> **GIVEN REQUEST**: Without the pictures, repeat the listing character for character.

> **ENTRIES PROVIDED**:
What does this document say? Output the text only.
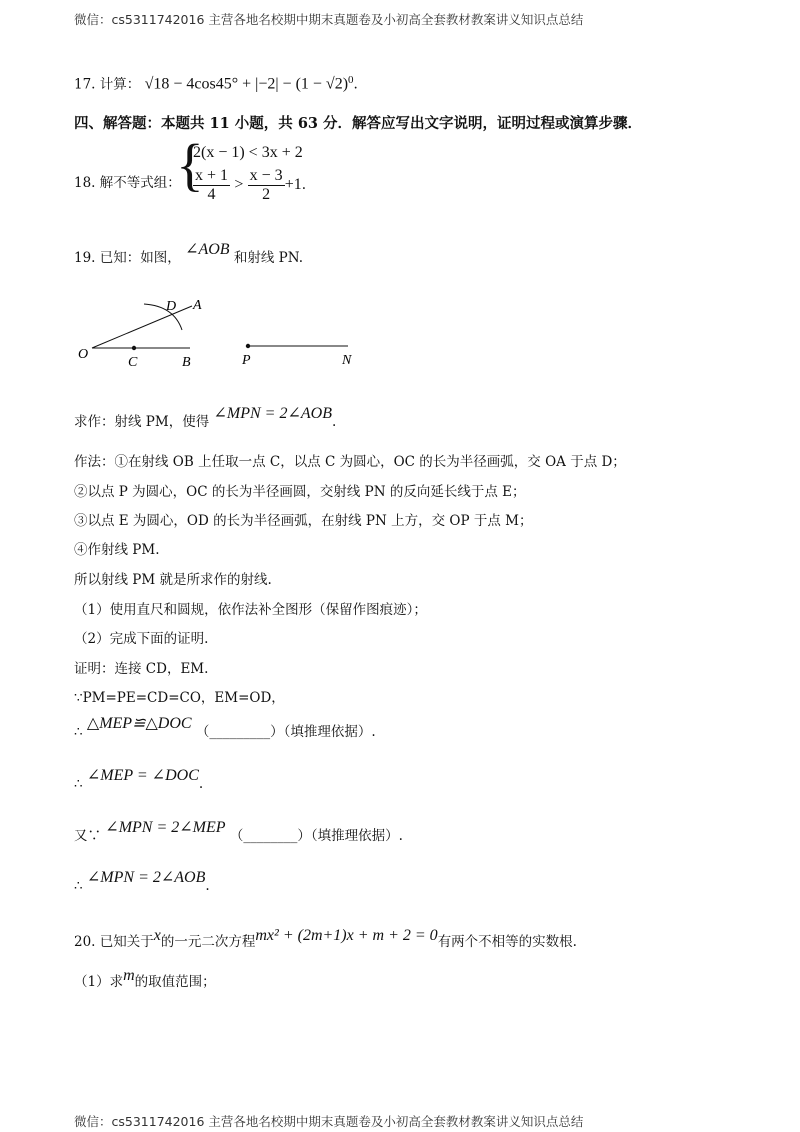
微信：cs5311742016 主营各地名校期中期末真题卷及小初高全套教材教案讲义知识点总结
17. 计算： $√18 - 4\cos 45^\circ + |-2| - (1 - √2)^0$.
四、解答题：本题共 11 小题，共 63 分．解答应写出文字说明，证明过程或演算步骤．
{
18. 解不等式组：
2(x − 1) < 3x + 2
$\frac{x + 1}{4} > \frac{x - 3}{2} +1$.
19. 已知：如图， ∠AOB 和射线 PN.
O
C	B
D A
P	N
求作：射线 PM，使得 ∠MPN = 2∠AOB.
作法：①在射线 OB 上任取一点 C，以点 C 为圆心，OC 的长为半径画弧，交 OA 于点 D；
②以点 P 为圆心，OC 的长为半径画圆，交射线 PN 的反向延长线于点 E；
③以点 E 为圆心，OD 的长为半径画弧，在射线 PN 上方，交 OP 于点 M；
④作射线 PM.
所以射线 PM 就是所求作的射线.
（1）使用直尺和圆规，依作法补全图形（保留作图痕迹）；
（2）完成下面的证明.
证明：连接 CD，EM.
∵PM=PE=CD=CO，EM=OD，
∴ △MEP≌△DOC （_________）（填推理依据）.
∴ ∠MEP = ∠DOC.
又∵ ∠MPN = 2∠MEP （________）（填推理依据）.
∴ ∠MPN = 2∠AOB.
20. 已知关于x的一元二次方程mx² + (2m+1)x + m + 2 = 0有两个不相等的实数根.
（1）求m的取值范围；
微信：cs5311742016 主营各地名校期中期末真题卷及小初高全套教材教案讲义知识点总结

> **FULL OUTPUT**:
What does this document say? Output the text only.
微信：cs5311742016 主营各地名校期中期末真题卷及小初高全套教材教案讲义知识点总结
17. 计算： $√18 - 4\cos 45^\circ + |-2| - (1 - √2)^0$.
四、解答题：本题共 11 小题，共 63 分．解答应写出文字说明，证明过程或演算步骤．
{
18. 解不等式组：
2(x − 1) < 3x + 2
$\frac{x + 1}{4} > \frac{x - 3}{2} +1$.
19. 已知：如图， ∠AOB 和射线 PN.
O
C	B
D A
P	N
求作：射线 PM，使得 ∠MPN = 2∠AOB.
作法：①在射线 OB 上任取一点 C，以点 C 为圆心，OC 的长为半径画弧，交 OA 于点 D；
②以点 P 为圆心，OC 的长为半径画圆，交射线 PN 的反向延长线于点 E；
③以点 E 为圆心，OD 的长为半径画弧，在射线 PN 上方，交 OP 于点 M；
④作射线 PM.
所以射线 PM 就是所求作的射线.
（1）使用直尺和圆规，依作法补全图形（保留作图痕迹）；
（2）完成下面的证明.
证明：连接 CD，EM.
∵PM=PE=CD=CO，EM=OD，
∴ △MEP≌△DOC （_________）（填推理依据）.
∴ ∠MEP = ∠DOC.
又∵ ∠MPN = 2∠MEP （________）（填推理依据）.
∴ ∠MPN = 2∠AOB.
20. 已知关于x的一元二次方程mx² + (2m+1)x + m + 2 = 0有两个不相等的实数根.
（1）求m的取值范围；
微信：cs5311742016 主营各地名校期中期末真题卷及小初高全套教材教案讲义知识点总结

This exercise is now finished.